Exercise task: Reproduce the lines of the listing character for character, starting at the line that contains "svg-text:17: 17 bbox=[1259, 188, 1273, 202]" and ending at the line that contains "legend item 4 bbox=[820, 838, 834, 852]".

>>>>>

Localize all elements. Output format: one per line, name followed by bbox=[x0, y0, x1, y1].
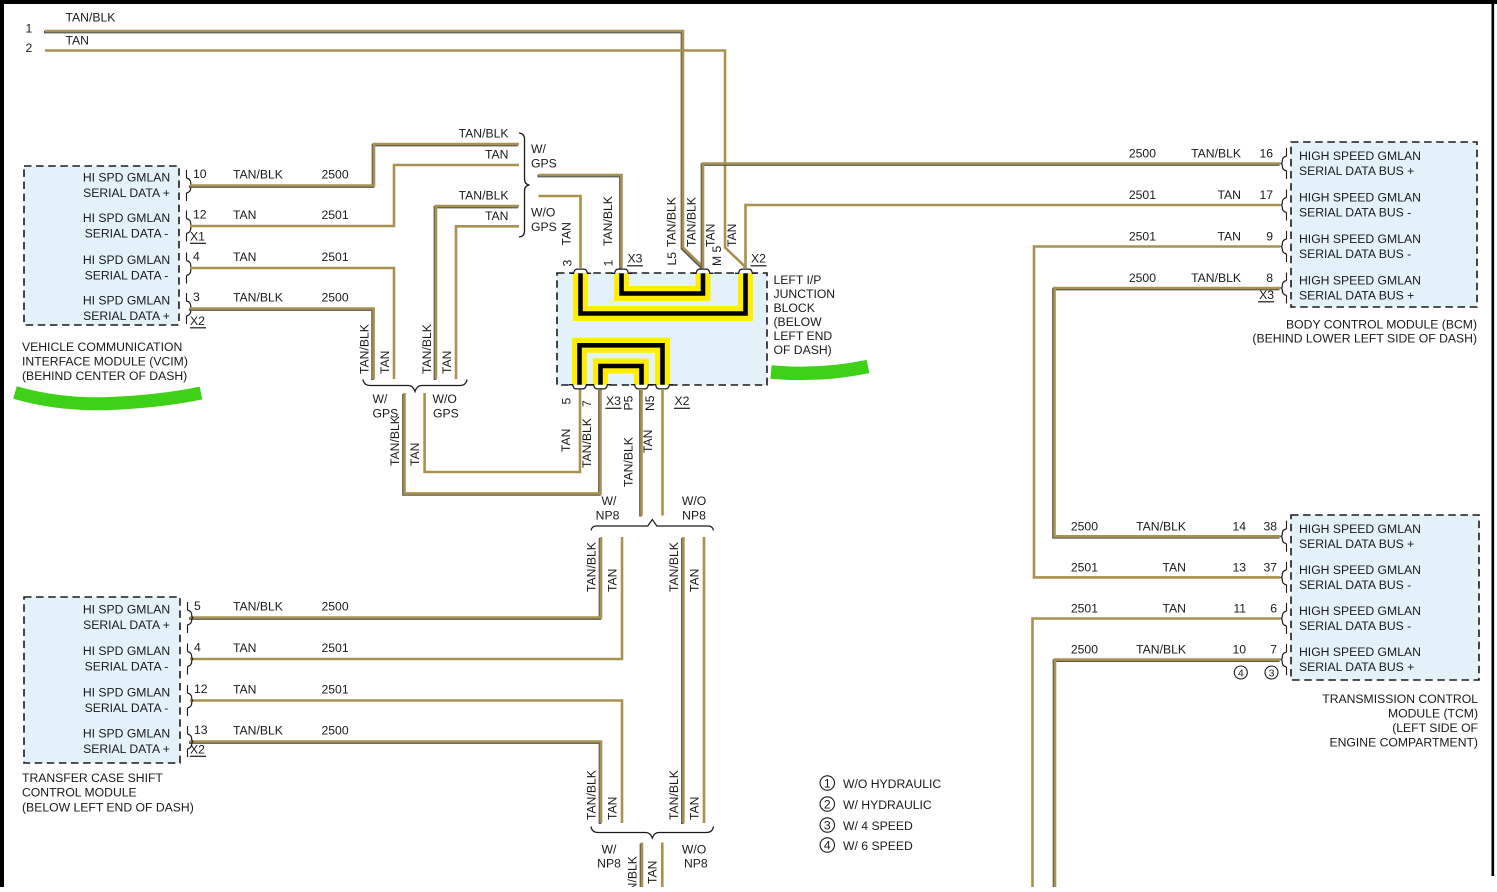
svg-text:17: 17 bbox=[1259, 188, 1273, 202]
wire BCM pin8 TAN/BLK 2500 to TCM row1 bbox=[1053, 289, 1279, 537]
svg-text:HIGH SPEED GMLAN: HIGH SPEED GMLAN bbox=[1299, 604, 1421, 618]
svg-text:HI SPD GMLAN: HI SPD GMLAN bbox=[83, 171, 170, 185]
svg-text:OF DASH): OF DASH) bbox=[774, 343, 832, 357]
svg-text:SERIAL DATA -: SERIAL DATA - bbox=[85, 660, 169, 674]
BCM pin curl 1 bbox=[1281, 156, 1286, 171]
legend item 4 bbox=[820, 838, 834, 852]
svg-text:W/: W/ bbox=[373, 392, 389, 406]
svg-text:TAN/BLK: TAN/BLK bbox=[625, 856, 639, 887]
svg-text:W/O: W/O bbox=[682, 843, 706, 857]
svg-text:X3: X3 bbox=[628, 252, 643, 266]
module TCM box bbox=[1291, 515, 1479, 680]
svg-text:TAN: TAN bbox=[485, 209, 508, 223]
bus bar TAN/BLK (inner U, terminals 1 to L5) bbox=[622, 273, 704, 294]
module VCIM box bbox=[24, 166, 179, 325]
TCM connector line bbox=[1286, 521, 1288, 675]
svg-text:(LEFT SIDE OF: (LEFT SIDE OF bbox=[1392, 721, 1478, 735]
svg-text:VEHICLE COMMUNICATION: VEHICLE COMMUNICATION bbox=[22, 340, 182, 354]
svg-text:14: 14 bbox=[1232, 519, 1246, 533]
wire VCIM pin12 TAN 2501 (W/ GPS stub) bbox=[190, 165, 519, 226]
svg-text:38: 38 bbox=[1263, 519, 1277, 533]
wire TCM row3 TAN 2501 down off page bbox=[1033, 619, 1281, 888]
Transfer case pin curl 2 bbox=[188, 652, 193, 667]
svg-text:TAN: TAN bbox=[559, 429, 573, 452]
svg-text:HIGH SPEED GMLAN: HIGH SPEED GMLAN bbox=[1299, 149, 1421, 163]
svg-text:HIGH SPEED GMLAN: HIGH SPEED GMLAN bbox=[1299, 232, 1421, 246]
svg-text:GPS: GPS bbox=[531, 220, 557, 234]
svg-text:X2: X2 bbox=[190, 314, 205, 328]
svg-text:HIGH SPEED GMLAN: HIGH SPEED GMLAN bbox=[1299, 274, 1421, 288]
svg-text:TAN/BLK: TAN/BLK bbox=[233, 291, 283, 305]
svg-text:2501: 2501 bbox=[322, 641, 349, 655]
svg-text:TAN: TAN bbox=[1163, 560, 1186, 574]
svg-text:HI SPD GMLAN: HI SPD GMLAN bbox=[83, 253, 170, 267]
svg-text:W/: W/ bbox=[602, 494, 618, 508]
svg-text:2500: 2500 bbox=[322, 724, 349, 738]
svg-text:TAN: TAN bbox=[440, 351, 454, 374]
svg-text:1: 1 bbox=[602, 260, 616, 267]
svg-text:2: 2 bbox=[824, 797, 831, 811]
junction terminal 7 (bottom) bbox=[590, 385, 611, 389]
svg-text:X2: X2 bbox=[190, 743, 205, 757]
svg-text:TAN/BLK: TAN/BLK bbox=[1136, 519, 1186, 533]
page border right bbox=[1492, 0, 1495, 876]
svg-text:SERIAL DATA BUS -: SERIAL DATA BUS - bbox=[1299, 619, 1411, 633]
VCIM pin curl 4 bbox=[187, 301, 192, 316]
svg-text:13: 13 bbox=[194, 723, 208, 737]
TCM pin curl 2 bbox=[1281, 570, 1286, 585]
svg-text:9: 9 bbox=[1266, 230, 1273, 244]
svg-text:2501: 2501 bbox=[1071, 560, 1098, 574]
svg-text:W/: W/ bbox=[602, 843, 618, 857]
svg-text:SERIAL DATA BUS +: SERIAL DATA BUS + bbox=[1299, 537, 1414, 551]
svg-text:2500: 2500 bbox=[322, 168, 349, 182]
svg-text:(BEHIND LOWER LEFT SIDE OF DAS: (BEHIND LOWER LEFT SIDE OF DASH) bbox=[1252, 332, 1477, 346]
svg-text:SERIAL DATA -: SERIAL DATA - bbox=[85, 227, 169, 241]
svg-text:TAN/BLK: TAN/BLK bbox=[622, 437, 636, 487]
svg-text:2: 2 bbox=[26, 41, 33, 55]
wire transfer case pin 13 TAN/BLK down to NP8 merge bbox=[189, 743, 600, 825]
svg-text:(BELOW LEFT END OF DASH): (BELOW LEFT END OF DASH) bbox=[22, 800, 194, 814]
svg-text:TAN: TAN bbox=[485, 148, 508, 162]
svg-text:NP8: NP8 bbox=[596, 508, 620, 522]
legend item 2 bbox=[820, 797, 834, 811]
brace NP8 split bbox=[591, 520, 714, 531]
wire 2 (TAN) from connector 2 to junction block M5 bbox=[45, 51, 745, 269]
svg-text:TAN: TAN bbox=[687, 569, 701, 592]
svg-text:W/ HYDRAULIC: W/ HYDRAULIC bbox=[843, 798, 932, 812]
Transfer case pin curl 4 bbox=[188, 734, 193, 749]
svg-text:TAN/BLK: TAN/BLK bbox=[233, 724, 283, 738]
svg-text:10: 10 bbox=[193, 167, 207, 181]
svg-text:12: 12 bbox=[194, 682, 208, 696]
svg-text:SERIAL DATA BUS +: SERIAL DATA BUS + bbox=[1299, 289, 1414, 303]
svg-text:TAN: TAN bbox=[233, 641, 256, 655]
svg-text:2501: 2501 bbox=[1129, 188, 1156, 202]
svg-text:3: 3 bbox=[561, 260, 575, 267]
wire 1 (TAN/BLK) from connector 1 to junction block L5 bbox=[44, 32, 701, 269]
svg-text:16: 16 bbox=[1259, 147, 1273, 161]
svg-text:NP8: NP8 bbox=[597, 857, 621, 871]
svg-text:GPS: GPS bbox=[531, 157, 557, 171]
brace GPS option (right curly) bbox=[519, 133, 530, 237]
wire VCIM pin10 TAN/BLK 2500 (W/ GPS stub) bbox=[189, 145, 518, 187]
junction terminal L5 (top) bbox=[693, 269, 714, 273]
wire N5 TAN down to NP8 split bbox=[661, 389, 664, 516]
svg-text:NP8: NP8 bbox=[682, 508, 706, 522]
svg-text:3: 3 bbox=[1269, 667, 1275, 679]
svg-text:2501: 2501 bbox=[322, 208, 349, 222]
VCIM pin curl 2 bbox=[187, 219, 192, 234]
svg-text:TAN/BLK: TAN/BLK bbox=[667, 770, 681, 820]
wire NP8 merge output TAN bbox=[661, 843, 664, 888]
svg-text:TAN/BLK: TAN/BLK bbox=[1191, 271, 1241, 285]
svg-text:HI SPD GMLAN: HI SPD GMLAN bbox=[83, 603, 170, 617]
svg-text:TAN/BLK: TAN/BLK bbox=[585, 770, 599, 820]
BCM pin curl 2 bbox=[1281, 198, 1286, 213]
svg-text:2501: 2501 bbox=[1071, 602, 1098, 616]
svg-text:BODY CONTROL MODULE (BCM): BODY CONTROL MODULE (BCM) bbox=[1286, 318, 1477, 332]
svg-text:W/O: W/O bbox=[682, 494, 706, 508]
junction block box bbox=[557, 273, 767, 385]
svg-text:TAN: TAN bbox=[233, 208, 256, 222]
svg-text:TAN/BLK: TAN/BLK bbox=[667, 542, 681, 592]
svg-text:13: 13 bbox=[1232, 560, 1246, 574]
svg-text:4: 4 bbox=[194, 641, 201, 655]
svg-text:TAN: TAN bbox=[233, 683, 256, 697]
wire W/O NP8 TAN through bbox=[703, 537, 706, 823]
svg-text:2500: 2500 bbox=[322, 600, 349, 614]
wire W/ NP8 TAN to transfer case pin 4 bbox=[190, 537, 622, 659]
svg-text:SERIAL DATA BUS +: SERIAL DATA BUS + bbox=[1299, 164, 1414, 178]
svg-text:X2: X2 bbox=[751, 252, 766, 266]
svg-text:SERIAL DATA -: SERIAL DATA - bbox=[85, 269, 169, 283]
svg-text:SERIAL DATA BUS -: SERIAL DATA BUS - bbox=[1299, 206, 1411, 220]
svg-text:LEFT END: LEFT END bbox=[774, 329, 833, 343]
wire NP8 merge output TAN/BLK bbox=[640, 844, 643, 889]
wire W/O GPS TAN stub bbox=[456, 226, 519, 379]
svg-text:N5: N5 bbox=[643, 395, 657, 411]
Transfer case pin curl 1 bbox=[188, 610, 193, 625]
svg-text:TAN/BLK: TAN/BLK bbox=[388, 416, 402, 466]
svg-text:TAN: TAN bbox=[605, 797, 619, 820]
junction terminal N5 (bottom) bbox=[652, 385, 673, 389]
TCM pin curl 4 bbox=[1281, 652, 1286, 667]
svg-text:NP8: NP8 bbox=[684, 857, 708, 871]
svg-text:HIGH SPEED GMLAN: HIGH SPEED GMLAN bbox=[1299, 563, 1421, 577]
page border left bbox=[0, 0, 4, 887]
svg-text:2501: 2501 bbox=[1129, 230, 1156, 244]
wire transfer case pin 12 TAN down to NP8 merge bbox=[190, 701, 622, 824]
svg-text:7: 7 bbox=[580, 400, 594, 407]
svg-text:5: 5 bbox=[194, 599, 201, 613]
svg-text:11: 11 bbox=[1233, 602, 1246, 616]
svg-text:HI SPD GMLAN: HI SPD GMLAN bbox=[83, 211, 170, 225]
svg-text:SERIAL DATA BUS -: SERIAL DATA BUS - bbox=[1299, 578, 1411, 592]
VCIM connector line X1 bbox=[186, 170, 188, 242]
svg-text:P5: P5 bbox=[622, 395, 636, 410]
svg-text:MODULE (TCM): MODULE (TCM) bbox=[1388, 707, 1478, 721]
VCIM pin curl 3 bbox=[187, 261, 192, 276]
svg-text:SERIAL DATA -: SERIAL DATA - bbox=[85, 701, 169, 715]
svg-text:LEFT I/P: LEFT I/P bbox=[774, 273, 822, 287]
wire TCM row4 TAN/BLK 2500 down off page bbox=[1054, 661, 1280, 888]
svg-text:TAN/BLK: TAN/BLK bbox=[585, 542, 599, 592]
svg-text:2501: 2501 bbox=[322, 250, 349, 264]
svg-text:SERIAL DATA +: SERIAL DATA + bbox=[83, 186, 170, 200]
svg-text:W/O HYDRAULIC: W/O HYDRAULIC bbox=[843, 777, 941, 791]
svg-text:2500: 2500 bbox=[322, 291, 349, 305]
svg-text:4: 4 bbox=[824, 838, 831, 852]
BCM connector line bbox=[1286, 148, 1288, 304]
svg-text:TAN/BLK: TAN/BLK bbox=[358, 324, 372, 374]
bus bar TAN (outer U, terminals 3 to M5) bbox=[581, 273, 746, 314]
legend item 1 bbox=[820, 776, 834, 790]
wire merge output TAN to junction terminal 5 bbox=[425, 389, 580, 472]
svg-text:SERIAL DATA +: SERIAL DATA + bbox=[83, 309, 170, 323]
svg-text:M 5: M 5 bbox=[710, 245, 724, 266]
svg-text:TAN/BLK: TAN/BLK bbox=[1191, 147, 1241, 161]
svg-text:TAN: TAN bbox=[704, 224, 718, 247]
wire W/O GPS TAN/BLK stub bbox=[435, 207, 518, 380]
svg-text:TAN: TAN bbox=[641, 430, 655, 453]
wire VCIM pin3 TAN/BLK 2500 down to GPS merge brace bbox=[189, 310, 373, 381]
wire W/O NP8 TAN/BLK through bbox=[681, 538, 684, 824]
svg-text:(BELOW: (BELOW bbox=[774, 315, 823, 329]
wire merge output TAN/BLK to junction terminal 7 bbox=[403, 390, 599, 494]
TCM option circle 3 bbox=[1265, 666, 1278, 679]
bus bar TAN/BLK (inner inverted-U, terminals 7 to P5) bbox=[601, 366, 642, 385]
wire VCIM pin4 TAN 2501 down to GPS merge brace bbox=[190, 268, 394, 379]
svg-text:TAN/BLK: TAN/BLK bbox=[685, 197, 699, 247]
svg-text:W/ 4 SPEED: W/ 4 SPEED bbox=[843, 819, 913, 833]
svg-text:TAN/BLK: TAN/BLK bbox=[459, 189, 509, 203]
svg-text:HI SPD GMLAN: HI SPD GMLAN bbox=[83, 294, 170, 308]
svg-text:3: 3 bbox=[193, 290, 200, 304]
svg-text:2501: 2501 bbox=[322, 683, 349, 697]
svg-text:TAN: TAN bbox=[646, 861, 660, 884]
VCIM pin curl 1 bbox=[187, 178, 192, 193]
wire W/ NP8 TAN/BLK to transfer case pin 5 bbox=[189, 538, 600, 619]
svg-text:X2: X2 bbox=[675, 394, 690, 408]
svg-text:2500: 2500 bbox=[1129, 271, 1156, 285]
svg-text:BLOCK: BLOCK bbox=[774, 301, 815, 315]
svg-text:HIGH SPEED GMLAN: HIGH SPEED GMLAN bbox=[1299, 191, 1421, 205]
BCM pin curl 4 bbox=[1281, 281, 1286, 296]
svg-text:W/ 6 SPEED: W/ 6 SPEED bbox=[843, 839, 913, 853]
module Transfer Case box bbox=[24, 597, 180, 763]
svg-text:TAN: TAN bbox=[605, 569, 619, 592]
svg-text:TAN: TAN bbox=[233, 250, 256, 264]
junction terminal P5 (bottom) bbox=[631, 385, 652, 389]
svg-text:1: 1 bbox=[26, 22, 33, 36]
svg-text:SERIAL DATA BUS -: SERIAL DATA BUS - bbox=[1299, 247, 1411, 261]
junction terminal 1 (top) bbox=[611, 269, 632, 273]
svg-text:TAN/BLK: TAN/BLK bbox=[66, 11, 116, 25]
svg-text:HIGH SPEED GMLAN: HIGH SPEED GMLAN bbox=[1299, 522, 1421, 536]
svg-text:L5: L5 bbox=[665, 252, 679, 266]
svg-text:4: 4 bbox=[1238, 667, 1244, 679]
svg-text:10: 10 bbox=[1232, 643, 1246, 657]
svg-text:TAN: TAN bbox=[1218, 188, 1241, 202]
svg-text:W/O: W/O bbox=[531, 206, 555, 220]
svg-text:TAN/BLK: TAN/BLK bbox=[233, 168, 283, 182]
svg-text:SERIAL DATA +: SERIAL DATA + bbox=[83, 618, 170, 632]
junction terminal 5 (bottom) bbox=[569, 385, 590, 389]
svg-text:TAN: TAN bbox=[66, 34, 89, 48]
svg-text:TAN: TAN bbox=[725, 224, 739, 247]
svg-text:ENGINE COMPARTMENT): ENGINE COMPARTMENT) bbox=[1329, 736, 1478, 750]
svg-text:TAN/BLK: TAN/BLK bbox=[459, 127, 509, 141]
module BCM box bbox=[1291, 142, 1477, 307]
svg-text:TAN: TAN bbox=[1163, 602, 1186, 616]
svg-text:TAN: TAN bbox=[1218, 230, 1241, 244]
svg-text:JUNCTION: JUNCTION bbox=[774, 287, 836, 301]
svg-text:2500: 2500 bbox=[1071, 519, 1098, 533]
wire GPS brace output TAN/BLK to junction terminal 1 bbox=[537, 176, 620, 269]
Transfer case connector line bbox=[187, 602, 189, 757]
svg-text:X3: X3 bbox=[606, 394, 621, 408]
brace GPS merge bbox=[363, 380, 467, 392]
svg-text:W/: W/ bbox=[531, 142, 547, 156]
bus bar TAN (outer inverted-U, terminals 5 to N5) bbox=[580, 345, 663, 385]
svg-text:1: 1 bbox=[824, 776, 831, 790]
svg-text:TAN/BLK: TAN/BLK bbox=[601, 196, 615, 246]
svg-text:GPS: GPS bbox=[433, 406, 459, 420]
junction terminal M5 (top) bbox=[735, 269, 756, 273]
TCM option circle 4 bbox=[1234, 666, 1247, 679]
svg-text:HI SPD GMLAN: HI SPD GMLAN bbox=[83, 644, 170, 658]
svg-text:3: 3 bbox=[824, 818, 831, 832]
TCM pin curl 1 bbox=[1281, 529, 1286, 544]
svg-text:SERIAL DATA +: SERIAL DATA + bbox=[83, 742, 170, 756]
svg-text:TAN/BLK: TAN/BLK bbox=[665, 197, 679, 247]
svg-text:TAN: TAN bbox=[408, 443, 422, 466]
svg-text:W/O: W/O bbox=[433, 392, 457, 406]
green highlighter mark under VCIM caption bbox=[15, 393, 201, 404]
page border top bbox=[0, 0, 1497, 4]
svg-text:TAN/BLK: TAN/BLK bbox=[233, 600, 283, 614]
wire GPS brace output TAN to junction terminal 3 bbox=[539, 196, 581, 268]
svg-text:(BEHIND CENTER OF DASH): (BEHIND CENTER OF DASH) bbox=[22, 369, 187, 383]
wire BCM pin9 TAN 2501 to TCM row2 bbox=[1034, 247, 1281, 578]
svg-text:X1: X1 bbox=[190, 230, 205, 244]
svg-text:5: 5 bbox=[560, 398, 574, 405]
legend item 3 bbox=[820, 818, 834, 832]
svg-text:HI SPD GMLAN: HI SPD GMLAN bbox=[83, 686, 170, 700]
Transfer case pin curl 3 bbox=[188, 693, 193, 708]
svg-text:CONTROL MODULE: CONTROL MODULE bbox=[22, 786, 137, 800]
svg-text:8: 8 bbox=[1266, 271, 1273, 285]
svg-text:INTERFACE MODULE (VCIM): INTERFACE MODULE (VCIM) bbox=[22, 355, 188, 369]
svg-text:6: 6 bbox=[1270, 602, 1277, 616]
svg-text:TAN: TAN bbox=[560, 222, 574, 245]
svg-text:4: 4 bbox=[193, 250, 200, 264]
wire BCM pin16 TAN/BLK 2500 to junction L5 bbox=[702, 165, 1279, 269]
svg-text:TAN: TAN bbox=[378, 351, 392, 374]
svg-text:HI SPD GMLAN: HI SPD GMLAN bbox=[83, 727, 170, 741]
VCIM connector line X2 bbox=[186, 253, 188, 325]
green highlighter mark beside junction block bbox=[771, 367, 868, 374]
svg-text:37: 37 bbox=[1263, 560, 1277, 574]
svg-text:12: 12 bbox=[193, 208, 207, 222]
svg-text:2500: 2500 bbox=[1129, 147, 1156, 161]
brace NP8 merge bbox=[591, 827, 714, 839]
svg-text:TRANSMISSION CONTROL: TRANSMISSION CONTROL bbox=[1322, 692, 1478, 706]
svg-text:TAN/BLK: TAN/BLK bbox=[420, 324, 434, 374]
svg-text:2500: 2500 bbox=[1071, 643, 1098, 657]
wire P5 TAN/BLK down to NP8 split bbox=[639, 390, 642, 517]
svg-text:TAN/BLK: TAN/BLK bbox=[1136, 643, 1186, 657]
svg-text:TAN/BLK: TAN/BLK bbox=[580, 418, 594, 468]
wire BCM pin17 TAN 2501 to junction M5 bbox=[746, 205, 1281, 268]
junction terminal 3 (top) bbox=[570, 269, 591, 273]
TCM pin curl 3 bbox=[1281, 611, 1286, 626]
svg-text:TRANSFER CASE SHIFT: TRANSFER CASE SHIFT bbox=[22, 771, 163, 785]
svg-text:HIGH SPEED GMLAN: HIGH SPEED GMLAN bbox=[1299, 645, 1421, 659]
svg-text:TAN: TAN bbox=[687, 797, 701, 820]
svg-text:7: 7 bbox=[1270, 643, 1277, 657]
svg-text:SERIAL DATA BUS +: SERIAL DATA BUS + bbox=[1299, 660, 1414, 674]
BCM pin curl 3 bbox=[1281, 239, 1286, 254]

<<<<<

Exercise response:
svg-text:17: 17 bbox=[1259, 188, 1273, 202]
wire BCM pin8 TAN/BLK 2500 to TCM row1 bbox=[1053, 289, 1279, 537]
svg-text:HIGH SPEED GMLAN: HIGH SPEED GMLAN bbox=[1299, 604, 1421, 618]
svg-text:HI SPD GMLAN: HI SPD GMLAN bbox=[83, 171, 170, 185]
svg-text:OF DASH): OF DASH) bbox=[774, 343, 832, 357]
svg-text:SERIAL DATA -: SERIAL DATA - bbox=[85, 660, 169, 674]
BCM pin curl 1 bbox=[1281, 156, 1286, 171]
legend item 4 bbox=[820, 838, 834, 852]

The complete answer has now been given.